**Dataset listings of figures:**
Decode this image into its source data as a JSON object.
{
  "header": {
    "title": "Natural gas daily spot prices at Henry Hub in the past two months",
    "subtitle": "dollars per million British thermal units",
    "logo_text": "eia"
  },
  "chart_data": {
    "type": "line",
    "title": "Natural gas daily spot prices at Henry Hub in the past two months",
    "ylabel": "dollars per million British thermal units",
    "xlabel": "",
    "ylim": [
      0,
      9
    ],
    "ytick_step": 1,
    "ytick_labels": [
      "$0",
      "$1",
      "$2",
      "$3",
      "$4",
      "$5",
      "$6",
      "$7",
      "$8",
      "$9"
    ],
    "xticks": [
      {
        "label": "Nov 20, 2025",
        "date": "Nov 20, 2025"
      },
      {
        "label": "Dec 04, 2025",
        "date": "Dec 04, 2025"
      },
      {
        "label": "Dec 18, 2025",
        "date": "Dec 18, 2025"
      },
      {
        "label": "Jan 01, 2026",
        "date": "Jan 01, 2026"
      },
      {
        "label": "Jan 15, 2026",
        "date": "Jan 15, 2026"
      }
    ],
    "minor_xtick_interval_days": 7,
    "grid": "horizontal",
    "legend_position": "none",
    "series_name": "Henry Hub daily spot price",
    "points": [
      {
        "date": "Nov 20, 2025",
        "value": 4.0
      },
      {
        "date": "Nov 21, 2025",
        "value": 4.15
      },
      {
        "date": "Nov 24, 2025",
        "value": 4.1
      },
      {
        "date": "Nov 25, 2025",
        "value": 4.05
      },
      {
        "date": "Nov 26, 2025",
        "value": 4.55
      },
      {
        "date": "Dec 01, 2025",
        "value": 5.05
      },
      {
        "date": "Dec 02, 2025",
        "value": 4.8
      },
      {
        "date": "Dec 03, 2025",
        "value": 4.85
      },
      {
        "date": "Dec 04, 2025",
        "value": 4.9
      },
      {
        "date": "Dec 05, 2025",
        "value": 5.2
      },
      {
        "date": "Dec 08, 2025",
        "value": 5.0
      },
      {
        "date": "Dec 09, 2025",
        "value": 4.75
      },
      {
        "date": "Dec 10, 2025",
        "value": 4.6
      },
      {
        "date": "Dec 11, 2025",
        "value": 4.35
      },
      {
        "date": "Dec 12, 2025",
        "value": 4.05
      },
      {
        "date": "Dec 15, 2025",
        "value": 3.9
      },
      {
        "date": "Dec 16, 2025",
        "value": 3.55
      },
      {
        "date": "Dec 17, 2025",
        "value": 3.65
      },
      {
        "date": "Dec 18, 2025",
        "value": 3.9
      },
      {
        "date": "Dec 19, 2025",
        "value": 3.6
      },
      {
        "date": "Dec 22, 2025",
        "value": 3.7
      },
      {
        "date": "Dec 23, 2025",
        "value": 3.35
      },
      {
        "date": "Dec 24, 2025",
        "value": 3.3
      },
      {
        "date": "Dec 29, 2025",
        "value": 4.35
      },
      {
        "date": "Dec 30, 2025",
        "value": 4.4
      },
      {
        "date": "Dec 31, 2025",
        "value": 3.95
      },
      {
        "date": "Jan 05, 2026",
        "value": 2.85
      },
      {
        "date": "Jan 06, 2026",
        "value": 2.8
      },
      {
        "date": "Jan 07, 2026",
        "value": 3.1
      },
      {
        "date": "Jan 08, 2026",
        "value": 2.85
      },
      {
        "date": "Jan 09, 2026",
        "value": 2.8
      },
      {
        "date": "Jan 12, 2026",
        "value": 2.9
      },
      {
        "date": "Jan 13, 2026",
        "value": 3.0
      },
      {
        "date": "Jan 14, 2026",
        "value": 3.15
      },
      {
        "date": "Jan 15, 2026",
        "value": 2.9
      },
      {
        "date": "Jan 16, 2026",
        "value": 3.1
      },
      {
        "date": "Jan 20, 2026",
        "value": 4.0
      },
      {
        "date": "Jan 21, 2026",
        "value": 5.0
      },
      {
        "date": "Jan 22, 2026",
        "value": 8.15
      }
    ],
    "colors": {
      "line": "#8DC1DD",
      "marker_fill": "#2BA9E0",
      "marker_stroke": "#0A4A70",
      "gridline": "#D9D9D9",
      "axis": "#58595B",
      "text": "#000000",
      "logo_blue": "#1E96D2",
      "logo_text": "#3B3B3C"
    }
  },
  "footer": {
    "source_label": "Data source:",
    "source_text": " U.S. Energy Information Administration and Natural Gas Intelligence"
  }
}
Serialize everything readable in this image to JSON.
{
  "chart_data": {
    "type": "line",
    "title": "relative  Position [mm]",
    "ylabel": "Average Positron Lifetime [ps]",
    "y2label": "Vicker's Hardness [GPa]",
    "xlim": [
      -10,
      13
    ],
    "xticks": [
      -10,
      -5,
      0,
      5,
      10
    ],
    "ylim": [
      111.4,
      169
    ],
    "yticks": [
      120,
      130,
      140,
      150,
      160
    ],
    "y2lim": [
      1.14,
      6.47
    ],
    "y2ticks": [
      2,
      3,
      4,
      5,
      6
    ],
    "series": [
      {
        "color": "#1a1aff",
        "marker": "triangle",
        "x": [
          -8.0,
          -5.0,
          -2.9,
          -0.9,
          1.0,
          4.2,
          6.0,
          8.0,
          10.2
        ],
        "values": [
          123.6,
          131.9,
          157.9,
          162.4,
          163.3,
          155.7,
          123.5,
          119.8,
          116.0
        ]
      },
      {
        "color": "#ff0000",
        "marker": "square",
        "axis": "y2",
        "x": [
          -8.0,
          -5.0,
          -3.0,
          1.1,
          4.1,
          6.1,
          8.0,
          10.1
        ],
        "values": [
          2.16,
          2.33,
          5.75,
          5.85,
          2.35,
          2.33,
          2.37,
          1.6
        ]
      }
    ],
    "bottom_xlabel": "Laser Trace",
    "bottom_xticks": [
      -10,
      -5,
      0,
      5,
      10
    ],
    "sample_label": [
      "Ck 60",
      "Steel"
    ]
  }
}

**WRITTEN INSTRUCTION:**
Transcribe all of the material exactly. Omit nothing.

**EXERCISE RESPONSE:**
Decode this image into its source data as a JSON object.
{
  "header": {
    "title": "Natural gas daily spot prices at Henry Hub in the past two months",
    "subtitle": "dollars per million British thermal units",
    "logo_text": "eia"
  },
  "chart_data": {
    "type": "line",
    "title": "Natural gas daily spot prices at Henry Hub in the past two months",
    "ylabel": "dollars per million British thermal units",
    "xlabel": "",
    "ylim": [
      0,
      9
    ],
    "ytick_step": 1,
    "ytick_labels": [
      "$0",
      "$1",
      "$2",
      "$3",
      "$4",
      "$5",
      "$6",
      "$7",
      "$8",
      "$9"
    ],
    "xticks": [
      {
        "label": "Nov 20, 2025",
        "date": "Nov 20, 2025"
      },
      {
        "label": "Dec 04, 2025",
        "date": "Dec 04, 2025"
      },
      {
        "label": "Dec 18, 2025",
        "date": "Dec 18, 2025"
      },
      {
        "label": "Jan 01, 2026",
        "date": "Jan 01, 2026"
      },
      {
        "label": "Jan 15, 2026",
        "date": "Jan 15, 2026"
      }
    ],
    "minor_xtick_interval_days": 7,
    "grid": "horizontal",
    "legend_position": "none",
    "series_name": "Henry Hub daily spot price",
    "points": [
      {
        "date": "Nov 20, 2025",
        "value": 4.0
      },
      {
        "date": "Nov 21, 2025",
        "value": 4.15
      },
      {
        "date": "Nov 24, 2025",
        "value": 4.1
      },
      {
        "date": "Nov 25, 2025",
        "value": 4.05
      },
      {
        "date": "Nov 26, 2025",
        "value": 4.55
      },
      {
        "date": "Dec 01, 2025",
        "value": 5.05
      },
      {
        "date": "Dec 02, 2025",
        "value": 4.8
      },
      {
        "date": "Dec 03, 2025",
        "value": 4.85
      },
      {
        "date": "Dec 04, 2025",
        "value": 4.9
      },
      {
        "date": "Dec 05, 2025",
        "value": 5.2
      },
      {
        "date": "Dec 08, 2025",
        "value": 5.0
      },
      {
        "date": "Dec 09, 2025",
        "value": 4.75
      },
      {
        "date": "Dec 10, 2025",
        "value": 4.6
      },
      {
        "date": "Dec 11, 2025",
        "value": 4.35
      },
      {
        "date": "Dec 12, 2025",
        "value": 4.05
      },
      {
        "date": "Dec 15, 2025",
        "value": 3.9
      },
      {
        "date": "Dec 16, 2025",
        "value": 3.55
      },
      {
        "date": "Dec 17, 2025",
        "value": 3.65
      },
      {
        "date": "Dec 18, 2025",
        "value": 3.9
      },
      {
        "date": "Dec 19, 2025",
        "value": 3.6
      },
      {
        "date": "Dec 22, 2025",
        "value": 3.7
      },
      {
        "date": "Dec 23, 2025",
        "value": 3.35
      },
      {
        "date": "Dec 24, 2025",
        "value": 3.3
      },
      {
        "date": "Dec 29, 2025",
        "value": 4.35
      },
      {
        "date": "Dec 30, 2025",
        "value": 4.4
      },
      {
        "date": "Dec 31, 2025",
        "value": 3.95
      },
      {
        "date": "Jan 05, 2026",
        "value": 2.85
      },
      {
        "date": "Jan 06, 2026",
        "value": 2.8
      },
      {
        "date": "Jan 07, 2026",
        "value": 3.1
      },
      {
        "date": "Jan 08, 2026",
        "value": 2.85
      },
      {
        "date": "Jan 09, 2026",
        "value": 2.8
      },
      {
        "date": "Jan 12, 2026",
        "value": 2.9
      },
      {
        "date": "Jan 13, 2026",
        "value": 3.0
      },
      {
        "date": "Jan 14, 2026",
        "value": 3.15
      },
      {
        "date": "Jan 15, 2026",
        "value": 2.9
      },
      {
        "date": "Jan 16, 2026",
        "value": 3.1
      },
      {
        "date": "Jan 20, 2026",
        "value": 4.0
      },
      {
        "date": "Jan 21, 2026",
        "value": 5.0
      },
      {
        "date": "Jan 22, 2026",
        "value": 8.15
      }
    ],
    "colors": {
      "line": "#8DC1DD",
      "marker_fill": "#2BA9E0",
      "marker_stroke": "#0A4A70",
      "gridline": "#D9D9D9",
      "axis": "#58595B",
      "text": "#000000",
      "logo_blue": "#1E96D2",
      "logo_text": "#3B3B3C"
    }
  },
  "footer": {
    "source_label": "Data source:",
    "source_text": " U.S. Energy Information Administration and Natural Gas Intelligence"
  }
}
Serialize everything readable in this image to JSON.
{
  "chart_data": {
    "type": "line",
    "title": "relative  Position [mm]",
    "ylabel": "Average Positron Lifetime [ps]",
    "y2label": "Vicker's Hardness [GPa]",
    "xlim": [
      -10,
      13
    ],
    "xticks": [
      -10,
      -5,
      0,
      5,
      10
    ],
    "ylim": [
      111.4,
      169
    ],
    "yticks": [
      120,
      130,
      140,
      150,
      160
    ],
    "y2lim": [
      1.14,
      6.47
    ],
    "y2ticks": [
      2,
      3,
      4,
      5,
      6
    ],
    "series": [
      {
        "color": "#1a1aff",
        "marker": "triangle",
        "x": [
          -8.0,
          -5.0,
          -2.9,
          -0.9,
          1.0,
          4.2,
          6.0,
          8.0,
          10.2
        ],
        "values": [
          123.6,
          131.9,
          157.9,
          162.4,
          163.3,
          155.7,
          123.5,
          119.8,
          116.0
        ]
      },
      {
        "color": "#ff0000",
        "marker": "square",
        "axis": "y2",
        "x": [
          -8.0,
          -5.0,
          -3.0,
          1.1,
          4.1,
          6.1,
          8.0,
          10.1
        ],
        "values": [
          2.16,
          2.33,
          5.75,
          5.85,
          2.35,
          2.33,
          2.37,
          1.6
        ]
      }
    ],
    "bottom_xlabel": "Laser Trace",
    "bottom_xticks": [
      -10,
      -5,
      0,
      5,
      10
    ],
    "sample_label": [
      "Ck 60",
      "Steel"
    ]
  }
}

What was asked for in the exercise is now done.